[RECORDS SHOWN start]

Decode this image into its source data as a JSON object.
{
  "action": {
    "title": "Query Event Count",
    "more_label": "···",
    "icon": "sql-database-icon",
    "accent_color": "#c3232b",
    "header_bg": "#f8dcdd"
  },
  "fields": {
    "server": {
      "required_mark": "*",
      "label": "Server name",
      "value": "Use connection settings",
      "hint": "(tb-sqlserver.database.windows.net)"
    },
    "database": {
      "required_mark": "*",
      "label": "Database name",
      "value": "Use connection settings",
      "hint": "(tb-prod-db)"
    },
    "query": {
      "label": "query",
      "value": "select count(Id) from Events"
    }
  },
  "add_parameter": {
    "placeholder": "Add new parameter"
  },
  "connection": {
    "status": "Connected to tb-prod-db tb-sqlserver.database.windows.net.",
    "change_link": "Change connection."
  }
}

[RECORDS SHOWN end]

From the listing above, copy every line that includes the word "windows".

      "hint": "(tb-sqlserver.database.windows.net)"
    "status": "Connected to tb-prod-db tb-sqlserver.database.windows.net.",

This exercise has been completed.